--- START Material to process ---

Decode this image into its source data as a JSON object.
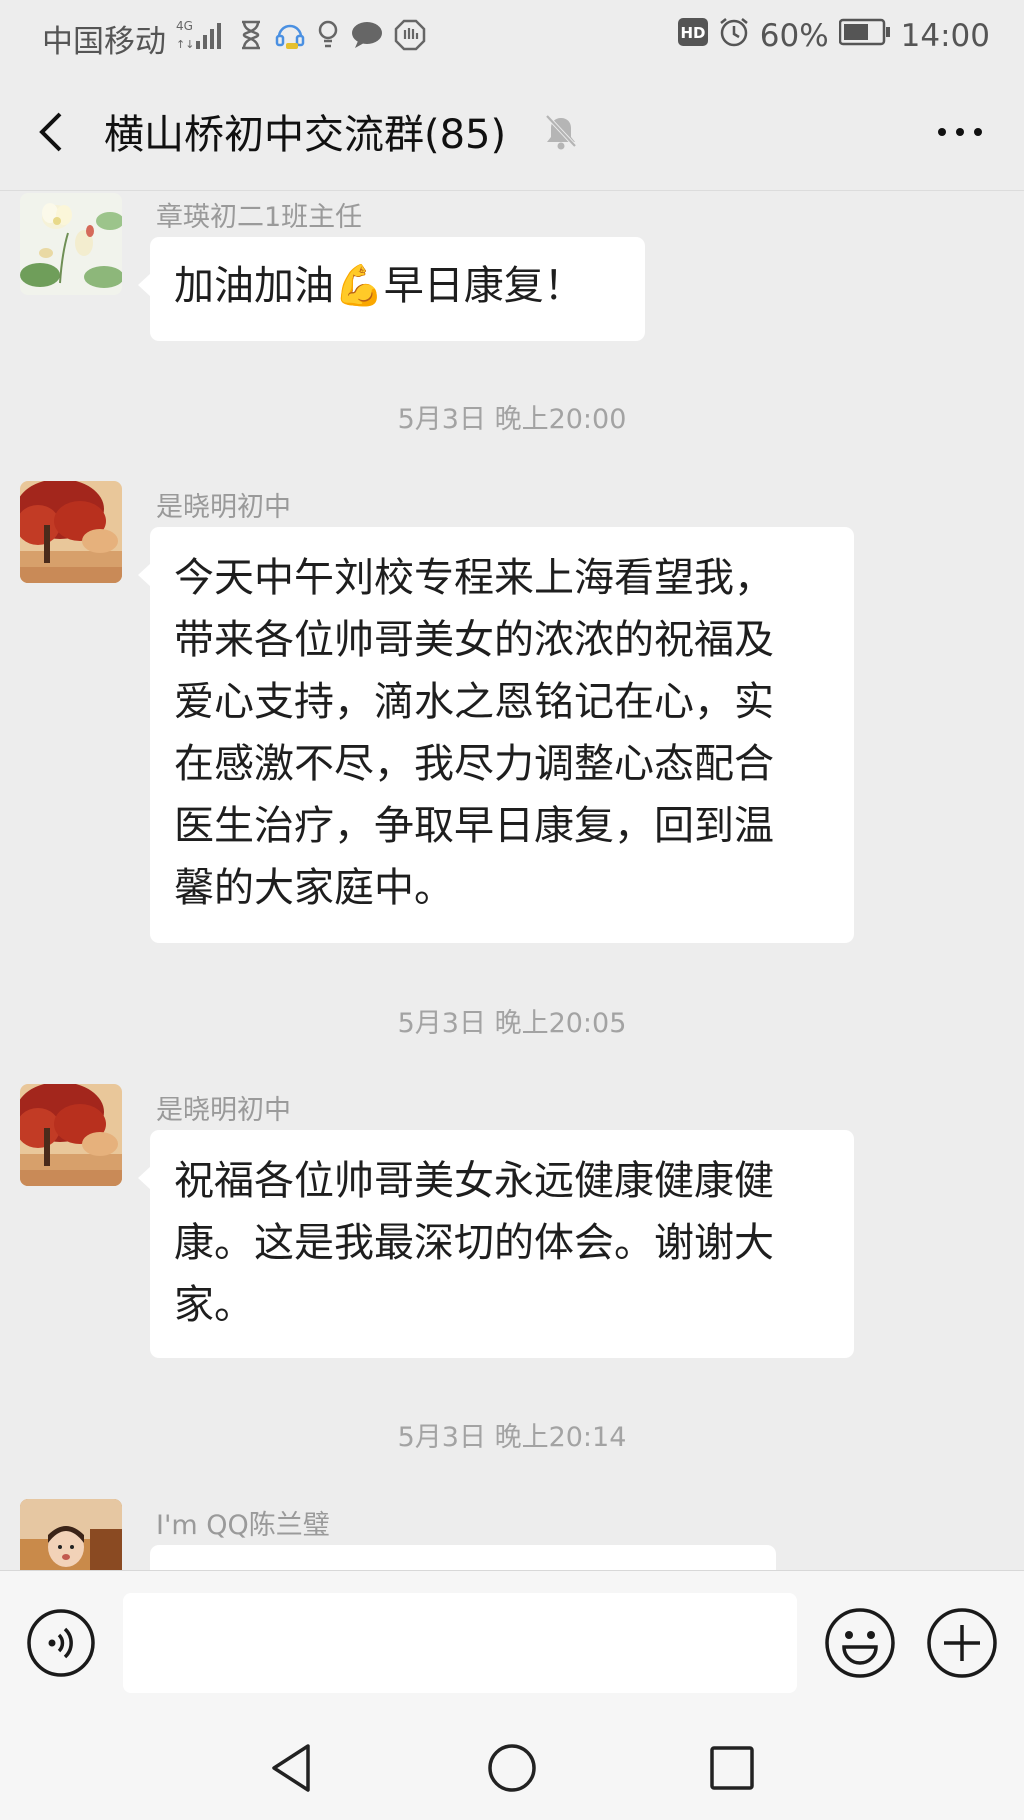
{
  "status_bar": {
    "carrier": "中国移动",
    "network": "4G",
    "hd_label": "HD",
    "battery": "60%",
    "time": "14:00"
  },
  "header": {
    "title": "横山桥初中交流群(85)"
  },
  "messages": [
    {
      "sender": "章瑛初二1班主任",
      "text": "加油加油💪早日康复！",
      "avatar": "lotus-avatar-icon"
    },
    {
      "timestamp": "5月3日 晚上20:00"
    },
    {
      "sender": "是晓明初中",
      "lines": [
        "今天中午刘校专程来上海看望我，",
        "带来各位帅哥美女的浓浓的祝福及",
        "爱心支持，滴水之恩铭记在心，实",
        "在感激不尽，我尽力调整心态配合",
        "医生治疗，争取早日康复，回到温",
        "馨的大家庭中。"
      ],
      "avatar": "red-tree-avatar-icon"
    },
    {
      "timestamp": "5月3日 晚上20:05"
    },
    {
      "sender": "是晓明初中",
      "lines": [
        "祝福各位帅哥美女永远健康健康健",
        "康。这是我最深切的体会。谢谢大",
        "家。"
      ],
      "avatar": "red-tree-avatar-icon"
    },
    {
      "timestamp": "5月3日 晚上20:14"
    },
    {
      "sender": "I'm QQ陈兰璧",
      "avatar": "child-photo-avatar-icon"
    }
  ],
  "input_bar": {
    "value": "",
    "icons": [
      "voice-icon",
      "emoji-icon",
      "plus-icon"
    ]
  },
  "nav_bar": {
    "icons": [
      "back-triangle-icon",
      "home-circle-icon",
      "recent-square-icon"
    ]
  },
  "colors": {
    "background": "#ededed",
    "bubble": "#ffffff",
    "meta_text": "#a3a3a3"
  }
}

--- END Material to process ---

- [The problem]: Work through the data and report how many of its lines hold the word "timestamp", giving only the figure.

- [Task answer]: 3